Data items
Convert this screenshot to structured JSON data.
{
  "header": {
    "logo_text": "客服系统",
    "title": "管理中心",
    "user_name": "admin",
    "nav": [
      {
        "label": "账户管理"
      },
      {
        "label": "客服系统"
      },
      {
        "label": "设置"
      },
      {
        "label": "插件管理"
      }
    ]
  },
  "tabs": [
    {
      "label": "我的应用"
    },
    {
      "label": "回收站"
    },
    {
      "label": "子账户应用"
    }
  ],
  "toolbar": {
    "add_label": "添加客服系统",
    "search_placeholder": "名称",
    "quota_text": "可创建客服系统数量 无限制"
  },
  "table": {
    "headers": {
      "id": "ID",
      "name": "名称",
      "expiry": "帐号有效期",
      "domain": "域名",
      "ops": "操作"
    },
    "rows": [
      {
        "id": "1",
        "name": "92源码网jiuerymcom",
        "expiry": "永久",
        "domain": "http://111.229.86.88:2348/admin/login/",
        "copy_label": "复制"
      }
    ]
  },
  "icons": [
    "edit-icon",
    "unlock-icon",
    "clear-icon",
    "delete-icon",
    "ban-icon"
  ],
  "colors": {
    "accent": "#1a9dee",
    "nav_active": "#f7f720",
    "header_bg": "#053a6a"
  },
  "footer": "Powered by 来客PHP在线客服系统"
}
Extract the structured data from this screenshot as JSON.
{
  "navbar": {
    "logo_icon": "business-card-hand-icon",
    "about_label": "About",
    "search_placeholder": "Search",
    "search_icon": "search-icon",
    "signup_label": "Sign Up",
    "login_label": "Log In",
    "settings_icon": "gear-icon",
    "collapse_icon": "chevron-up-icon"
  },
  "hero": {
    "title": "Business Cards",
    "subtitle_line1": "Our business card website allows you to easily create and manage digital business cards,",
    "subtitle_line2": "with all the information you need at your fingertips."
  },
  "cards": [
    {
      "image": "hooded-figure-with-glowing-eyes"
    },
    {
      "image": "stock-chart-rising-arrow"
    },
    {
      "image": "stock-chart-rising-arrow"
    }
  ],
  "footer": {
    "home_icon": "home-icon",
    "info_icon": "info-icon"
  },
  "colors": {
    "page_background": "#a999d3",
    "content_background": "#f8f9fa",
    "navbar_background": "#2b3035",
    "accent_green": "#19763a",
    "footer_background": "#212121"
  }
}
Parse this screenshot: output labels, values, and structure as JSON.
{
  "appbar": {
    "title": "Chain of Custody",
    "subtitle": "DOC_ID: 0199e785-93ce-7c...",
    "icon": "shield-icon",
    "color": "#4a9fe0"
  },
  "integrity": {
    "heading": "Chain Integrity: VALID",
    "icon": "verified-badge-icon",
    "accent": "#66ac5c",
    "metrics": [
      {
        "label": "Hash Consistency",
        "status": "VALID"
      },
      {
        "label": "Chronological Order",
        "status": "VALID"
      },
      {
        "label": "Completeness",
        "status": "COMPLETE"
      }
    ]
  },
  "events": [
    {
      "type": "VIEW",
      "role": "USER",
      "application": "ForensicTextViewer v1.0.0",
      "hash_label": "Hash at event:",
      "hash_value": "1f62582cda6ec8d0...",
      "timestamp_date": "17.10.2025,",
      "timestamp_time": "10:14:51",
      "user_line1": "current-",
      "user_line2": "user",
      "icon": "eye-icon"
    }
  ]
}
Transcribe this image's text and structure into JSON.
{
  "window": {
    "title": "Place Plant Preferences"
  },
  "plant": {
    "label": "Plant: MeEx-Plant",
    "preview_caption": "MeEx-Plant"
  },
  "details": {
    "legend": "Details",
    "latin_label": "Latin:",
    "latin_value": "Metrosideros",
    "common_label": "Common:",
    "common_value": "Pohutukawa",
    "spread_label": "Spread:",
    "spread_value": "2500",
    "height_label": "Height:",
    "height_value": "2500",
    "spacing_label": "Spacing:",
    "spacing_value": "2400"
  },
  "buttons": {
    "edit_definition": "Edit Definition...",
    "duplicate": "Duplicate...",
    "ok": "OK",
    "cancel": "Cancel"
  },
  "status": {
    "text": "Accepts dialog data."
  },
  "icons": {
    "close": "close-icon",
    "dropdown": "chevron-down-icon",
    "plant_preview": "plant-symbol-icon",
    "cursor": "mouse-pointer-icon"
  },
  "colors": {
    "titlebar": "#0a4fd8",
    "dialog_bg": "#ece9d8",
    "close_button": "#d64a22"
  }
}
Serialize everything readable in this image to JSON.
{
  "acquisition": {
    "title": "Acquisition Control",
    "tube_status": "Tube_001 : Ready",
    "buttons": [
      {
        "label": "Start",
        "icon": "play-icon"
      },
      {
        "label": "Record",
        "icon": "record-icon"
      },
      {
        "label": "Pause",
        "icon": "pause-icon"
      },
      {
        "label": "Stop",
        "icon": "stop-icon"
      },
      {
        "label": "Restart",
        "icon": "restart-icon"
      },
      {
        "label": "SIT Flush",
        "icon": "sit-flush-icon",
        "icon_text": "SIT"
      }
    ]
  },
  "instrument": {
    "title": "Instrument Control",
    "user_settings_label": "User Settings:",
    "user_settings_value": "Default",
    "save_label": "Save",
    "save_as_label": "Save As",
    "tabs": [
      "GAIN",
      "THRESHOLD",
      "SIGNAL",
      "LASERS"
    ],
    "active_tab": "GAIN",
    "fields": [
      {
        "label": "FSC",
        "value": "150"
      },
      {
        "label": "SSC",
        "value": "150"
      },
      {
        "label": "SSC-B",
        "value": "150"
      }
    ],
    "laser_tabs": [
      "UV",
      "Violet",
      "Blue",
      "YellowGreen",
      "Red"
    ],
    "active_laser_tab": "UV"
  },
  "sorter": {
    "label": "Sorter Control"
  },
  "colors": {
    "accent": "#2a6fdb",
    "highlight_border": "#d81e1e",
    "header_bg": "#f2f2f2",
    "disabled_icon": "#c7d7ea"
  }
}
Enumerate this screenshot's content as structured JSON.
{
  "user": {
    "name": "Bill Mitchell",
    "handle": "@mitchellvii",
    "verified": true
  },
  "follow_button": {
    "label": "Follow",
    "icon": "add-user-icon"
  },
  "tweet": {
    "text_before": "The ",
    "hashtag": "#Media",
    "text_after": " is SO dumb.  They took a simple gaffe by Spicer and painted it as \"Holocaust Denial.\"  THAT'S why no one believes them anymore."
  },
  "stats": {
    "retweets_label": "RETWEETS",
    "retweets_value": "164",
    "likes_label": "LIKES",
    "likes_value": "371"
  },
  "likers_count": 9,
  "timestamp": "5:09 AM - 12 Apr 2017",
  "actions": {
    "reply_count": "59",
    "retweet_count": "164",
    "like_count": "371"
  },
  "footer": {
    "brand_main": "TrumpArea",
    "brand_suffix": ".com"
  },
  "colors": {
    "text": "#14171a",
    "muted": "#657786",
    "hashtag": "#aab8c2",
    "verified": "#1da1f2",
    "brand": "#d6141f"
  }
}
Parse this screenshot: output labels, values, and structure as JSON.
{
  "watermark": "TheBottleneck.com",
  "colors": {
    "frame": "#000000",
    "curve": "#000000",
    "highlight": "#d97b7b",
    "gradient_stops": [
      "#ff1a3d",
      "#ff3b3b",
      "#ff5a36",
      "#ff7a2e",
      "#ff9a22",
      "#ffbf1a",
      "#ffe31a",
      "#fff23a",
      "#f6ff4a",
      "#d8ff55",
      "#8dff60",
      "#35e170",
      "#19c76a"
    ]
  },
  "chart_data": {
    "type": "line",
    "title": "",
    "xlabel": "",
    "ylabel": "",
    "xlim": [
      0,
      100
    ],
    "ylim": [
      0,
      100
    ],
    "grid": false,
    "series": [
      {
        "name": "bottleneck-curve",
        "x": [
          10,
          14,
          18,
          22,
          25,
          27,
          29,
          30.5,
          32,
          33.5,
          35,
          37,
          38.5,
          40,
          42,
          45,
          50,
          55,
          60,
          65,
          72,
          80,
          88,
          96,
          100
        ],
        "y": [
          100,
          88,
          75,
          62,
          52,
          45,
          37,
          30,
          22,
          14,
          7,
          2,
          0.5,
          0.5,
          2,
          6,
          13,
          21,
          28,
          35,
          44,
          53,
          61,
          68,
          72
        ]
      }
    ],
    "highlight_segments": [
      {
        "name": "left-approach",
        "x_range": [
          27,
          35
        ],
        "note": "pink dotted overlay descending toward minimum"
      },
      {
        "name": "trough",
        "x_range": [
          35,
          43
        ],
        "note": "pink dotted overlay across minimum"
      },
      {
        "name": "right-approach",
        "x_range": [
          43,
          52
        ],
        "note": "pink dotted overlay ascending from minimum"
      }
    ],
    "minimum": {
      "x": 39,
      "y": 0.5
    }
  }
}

TASK ::
Scan the listing above. Gather each line that contains the word "this".

EXERCISE RESULT ::
Convert this screenshot to structured JSON data.
Extract the structured data from this screenshot as JSON.
Parse this screenshot: output labels, values, and structure as JSON.
Transcribe this image's text and structure into JSON.
Serialize everything readable in this image to JSON.
Enumerate this screenshot's content as structured JSON.
Parse this screenshot: output labels, values, and structure as JSON.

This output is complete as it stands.